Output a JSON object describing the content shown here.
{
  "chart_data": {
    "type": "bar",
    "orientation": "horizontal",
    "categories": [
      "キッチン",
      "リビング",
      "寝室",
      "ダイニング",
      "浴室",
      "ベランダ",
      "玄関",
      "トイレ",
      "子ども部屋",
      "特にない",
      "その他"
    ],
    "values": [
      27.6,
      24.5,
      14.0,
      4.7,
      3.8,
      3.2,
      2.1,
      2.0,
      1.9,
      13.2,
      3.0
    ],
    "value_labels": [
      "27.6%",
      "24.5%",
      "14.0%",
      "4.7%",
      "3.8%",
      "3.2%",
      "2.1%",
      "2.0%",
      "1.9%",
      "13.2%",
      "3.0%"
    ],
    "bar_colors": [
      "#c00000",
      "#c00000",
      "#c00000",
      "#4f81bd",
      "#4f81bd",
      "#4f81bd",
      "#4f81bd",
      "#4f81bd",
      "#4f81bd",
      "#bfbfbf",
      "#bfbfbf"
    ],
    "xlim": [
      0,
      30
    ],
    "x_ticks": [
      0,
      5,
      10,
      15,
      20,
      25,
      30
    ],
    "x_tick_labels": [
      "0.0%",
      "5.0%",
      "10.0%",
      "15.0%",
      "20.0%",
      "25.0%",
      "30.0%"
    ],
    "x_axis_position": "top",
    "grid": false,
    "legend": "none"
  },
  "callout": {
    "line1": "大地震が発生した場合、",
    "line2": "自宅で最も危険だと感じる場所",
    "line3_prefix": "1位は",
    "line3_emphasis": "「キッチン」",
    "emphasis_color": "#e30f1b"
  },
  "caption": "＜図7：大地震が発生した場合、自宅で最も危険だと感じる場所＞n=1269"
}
================
-- What is required --
Repeat the listing in full, keeping every line exactly as it is.

-- Expected answer --
Output a JSON object describing the content shown here.
{
  "chart_data": {
    "type": "bar",
    "orientation": "horizontal",
    "categories": [
      "キッチン",
      "リビング",
      "寝室",
      "ダイニング",
      "浴室",
      "ベランダ",
      "玄関",
      "トイレ",
      "子ども部屋",
      "特にない",
      "その他"
    ],
    "values": [
      27.6,
      24.5,
      14.0,
      4.7,
      3.8,
      3.2,
      2.1,
      2.0,
      1.9,
      13.2,
      3.0
    ],
    "value_labels": [
      "27.6%",
      "24.5%",
      "14.0%",
      "4.7%",
      "3.8%",
      "3.2%",
      "2.1%",
      "2.0%",
      "1.9%",
      "13.2%",
      "3.0%"
    ],
    "bar_colors": [
      "#c00000",
      "#c00000",
      "#c00000",
      "#4f81bd",
      "#4f81bd",
      "#4f81bd",
      "#4f81bd",
      "#4f81bd",
      "#4f81bd",
      "#bfbfbf",
      "#bfbfbf"
    ],
    "xlim": [
      0,
      30
    ],
    "x_ticks": [
      0,
      5,
      10,
      15,
      20,
      25,
      30
    ],
    "x_tick_labels": [
      "0.0%",
      "5.0%",
      "10.0%",
      "15.0%",
      "20.0%",
      "25.0%",
      "30.0%"
    ],
    "x_axis_position": "top",
    "grid": false,
    "legend": "none"
  },
  "callout": {
    "line1": "大地震が発生した場合、",
    "line2": "自宅で最も危険だと感じる場所",
    "line3_prefix": "1位は",
    "line3_emphasis": "「キッチン」",
    "emphasis_color": "#e30f1b"
  },
  "caption": "＜図7：大地震が発生した場合、自宅で最も危険だと感じる場所＞n=1269"
}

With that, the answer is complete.